• [Problem details]: For each line below that includes the word "Azimuth", make a copy.

— begin Dataset rows —

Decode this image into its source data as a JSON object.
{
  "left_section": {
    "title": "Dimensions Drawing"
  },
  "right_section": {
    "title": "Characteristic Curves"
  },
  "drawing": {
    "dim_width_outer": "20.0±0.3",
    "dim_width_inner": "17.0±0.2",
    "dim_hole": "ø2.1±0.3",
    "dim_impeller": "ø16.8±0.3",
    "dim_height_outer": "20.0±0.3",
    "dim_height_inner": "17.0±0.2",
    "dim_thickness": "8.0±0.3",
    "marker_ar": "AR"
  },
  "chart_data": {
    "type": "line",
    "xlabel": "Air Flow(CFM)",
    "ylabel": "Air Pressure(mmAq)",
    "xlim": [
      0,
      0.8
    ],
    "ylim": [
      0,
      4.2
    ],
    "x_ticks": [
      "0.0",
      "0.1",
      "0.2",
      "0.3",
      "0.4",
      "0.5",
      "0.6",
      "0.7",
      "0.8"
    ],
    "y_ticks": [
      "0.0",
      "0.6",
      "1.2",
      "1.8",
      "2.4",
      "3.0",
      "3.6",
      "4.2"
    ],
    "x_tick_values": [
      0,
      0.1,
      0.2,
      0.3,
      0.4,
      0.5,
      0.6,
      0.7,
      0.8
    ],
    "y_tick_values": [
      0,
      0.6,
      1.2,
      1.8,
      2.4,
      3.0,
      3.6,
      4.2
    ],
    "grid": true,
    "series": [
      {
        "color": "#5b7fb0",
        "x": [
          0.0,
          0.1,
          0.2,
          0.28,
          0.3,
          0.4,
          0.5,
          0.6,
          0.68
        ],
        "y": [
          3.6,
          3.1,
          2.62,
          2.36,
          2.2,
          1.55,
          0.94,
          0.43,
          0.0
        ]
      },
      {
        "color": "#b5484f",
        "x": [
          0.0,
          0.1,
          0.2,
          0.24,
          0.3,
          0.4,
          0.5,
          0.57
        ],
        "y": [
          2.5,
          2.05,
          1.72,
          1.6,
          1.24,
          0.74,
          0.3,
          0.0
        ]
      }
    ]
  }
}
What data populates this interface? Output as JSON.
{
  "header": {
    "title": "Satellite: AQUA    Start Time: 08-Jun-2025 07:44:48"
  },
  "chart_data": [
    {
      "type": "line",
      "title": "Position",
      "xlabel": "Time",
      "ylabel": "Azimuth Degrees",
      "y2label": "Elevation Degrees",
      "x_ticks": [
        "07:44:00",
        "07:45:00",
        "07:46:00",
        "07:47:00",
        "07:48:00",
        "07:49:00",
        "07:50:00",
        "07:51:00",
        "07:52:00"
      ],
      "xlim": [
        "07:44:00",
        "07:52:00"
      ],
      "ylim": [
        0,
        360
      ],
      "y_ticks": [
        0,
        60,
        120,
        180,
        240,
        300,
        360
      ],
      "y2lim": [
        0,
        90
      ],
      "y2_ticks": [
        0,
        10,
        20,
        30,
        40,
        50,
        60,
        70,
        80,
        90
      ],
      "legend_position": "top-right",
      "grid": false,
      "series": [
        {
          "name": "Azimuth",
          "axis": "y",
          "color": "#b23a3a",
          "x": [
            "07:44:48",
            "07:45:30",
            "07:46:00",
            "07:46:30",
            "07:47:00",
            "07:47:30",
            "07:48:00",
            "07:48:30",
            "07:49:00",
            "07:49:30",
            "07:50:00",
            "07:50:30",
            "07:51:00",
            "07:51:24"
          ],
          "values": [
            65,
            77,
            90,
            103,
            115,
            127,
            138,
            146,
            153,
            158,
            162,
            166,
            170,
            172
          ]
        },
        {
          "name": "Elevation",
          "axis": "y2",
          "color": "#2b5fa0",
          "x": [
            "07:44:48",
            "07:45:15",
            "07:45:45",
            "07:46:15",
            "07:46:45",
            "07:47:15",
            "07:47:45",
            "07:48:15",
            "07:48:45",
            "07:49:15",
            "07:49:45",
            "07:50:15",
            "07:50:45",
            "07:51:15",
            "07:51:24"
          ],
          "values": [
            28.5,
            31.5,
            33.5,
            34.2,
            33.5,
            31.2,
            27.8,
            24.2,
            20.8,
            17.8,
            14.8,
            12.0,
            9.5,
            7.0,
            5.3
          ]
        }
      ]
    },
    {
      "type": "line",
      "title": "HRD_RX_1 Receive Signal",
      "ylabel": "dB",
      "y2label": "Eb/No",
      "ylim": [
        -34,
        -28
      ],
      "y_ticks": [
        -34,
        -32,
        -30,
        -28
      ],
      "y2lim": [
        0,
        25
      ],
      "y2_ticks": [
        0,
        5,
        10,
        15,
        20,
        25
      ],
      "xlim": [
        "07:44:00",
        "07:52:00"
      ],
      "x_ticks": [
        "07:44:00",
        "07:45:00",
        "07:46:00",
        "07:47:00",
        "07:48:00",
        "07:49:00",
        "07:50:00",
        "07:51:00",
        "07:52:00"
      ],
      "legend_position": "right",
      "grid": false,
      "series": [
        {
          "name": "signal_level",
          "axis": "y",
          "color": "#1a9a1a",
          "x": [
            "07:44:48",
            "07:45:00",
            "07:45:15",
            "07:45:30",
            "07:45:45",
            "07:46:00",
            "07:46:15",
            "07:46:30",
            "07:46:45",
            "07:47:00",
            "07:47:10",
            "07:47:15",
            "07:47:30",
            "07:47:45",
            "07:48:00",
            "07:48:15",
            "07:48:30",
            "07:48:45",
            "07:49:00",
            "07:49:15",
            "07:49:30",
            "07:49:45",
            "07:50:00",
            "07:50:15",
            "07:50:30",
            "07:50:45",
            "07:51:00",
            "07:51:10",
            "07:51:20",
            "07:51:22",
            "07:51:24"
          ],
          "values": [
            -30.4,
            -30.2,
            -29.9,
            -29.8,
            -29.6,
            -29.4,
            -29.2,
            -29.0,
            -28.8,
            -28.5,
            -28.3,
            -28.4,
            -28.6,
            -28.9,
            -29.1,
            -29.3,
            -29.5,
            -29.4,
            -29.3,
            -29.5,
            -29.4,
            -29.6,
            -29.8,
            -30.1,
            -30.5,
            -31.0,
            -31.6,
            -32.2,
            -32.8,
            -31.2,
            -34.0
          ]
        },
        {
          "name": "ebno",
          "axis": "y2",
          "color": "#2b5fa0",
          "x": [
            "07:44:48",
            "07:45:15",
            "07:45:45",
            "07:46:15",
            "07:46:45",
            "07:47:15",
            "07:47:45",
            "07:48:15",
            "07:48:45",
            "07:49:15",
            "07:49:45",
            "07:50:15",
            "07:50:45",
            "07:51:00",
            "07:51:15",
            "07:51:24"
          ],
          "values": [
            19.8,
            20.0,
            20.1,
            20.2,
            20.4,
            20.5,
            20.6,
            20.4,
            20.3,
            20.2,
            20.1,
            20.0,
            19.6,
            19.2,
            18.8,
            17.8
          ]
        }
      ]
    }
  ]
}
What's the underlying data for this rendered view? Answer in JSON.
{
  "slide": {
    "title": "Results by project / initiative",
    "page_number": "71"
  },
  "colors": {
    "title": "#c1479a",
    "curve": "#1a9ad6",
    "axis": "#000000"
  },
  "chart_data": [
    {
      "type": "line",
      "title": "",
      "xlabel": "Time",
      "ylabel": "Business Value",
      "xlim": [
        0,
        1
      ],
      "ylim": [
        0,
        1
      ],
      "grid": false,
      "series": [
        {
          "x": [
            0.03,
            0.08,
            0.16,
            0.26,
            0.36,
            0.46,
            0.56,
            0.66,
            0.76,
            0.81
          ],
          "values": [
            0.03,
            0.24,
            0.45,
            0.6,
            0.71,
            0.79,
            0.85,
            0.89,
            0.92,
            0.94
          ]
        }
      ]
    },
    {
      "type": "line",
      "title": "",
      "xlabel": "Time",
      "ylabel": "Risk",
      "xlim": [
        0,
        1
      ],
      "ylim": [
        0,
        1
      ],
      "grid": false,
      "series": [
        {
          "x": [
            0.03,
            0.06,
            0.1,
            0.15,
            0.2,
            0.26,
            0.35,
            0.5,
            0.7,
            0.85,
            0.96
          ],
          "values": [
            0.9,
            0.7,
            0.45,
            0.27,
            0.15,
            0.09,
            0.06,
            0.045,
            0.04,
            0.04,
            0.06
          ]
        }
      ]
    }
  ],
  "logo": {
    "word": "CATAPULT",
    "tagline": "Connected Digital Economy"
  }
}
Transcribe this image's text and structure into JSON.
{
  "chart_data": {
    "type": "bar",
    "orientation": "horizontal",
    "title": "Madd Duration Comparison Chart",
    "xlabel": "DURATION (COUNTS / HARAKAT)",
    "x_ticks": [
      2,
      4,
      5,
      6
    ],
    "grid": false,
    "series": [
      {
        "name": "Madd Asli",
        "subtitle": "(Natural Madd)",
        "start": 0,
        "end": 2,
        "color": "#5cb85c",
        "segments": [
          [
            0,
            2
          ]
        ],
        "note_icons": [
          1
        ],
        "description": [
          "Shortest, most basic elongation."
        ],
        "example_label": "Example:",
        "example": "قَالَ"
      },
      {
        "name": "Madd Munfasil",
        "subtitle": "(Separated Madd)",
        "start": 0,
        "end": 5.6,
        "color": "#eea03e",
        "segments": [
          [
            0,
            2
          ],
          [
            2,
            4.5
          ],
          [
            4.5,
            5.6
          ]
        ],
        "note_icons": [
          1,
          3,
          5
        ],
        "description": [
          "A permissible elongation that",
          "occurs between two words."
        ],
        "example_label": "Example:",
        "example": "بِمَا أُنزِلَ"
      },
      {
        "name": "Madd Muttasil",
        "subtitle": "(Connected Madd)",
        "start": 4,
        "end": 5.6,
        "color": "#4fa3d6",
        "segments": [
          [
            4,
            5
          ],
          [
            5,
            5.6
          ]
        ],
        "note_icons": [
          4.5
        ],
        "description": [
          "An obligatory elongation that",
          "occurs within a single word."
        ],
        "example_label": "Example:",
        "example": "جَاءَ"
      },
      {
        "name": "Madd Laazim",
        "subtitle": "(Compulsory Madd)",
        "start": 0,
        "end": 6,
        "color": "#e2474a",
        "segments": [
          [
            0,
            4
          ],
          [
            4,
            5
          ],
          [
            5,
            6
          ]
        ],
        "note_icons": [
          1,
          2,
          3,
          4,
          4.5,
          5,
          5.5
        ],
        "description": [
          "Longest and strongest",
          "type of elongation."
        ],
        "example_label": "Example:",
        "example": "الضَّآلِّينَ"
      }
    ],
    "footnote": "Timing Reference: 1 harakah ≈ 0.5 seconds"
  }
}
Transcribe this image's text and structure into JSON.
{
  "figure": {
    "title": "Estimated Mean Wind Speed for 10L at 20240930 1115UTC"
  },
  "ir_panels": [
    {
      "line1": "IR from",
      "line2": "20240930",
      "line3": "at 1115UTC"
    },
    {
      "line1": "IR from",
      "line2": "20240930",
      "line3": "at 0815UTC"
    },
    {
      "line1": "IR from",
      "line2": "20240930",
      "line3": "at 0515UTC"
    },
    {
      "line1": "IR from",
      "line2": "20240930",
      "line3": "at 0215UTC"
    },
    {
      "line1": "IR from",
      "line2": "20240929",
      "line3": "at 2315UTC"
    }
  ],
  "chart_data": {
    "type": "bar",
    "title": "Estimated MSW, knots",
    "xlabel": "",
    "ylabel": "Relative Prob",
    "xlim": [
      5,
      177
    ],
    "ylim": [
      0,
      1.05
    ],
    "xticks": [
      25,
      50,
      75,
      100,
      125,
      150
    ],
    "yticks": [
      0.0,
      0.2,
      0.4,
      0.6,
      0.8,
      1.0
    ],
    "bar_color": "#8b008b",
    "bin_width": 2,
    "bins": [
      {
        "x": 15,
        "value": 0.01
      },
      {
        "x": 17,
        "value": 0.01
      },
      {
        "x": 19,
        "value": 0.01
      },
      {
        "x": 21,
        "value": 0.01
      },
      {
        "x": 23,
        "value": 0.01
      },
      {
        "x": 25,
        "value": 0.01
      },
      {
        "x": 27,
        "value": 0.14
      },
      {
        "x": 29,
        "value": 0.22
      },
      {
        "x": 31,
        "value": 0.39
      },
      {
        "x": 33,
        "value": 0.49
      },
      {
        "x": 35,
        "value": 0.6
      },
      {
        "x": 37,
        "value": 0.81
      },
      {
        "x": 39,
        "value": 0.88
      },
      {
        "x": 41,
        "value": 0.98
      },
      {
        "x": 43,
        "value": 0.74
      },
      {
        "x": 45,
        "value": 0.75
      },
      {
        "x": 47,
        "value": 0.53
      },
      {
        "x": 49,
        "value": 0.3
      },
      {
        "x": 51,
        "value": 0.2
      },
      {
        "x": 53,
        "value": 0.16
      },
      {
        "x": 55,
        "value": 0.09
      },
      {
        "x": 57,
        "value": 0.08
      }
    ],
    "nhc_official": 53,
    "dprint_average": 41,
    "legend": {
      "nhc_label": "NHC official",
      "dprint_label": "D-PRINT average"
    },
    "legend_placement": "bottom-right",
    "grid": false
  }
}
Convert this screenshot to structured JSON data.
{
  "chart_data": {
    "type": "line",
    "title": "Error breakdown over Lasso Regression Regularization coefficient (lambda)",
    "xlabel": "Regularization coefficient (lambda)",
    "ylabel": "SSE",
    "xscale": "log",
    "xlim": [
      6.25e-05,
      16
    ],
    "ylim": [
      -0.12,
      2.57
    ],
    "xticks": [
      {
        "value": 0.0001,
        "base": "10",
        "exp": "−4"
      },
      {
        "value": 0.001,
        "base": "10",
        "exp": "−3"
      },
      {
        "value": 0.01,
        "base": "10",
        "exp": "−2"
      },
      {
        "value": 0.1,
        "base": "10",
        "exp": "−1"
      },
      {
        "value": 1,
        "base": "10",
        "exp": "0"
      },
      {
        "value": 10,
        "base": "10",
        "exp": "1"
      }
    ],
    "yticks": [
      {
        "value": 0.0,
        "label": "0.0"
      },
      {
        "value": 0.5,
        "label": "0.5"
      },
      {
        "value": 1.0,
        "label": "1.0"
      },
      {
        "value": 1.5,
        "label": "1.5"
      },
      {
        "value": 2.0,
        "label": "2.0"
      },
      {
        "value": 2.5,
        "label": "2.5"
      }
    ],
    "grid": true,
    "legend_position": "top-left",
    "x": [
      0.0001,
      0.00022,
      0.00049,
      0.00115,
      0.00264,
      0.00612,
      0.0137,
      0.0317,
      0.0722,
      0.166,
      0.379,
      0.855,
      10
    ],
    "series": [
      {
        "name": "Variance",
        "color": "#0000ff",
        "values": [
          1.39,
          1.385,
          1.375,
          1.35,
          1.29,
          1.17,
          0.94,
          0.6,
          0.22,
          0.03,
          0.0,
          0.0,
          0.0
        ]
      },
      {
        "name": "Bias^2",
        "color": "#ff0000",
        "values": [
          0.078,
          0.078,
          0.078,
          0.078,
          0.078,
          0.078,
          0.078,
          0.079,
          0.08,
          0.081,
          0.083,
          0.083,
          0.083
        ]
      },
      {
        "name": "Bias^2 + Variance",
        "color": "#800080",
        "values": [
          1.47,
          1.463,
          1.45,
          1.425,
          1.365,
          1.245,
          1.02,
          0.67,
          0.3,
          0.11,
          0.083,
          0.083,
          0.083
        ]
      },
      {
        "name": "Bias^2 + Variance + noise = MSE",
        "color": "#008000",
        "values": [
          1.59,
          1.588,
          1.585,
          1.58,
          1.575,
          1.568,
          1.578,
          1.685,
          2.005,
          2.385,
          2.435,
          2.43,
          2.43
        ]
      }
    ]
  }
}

— end Dataset rows —

• [Worked answer]:
      "ylabel": "Azimuth Degrees",
          "name": "Azimuth",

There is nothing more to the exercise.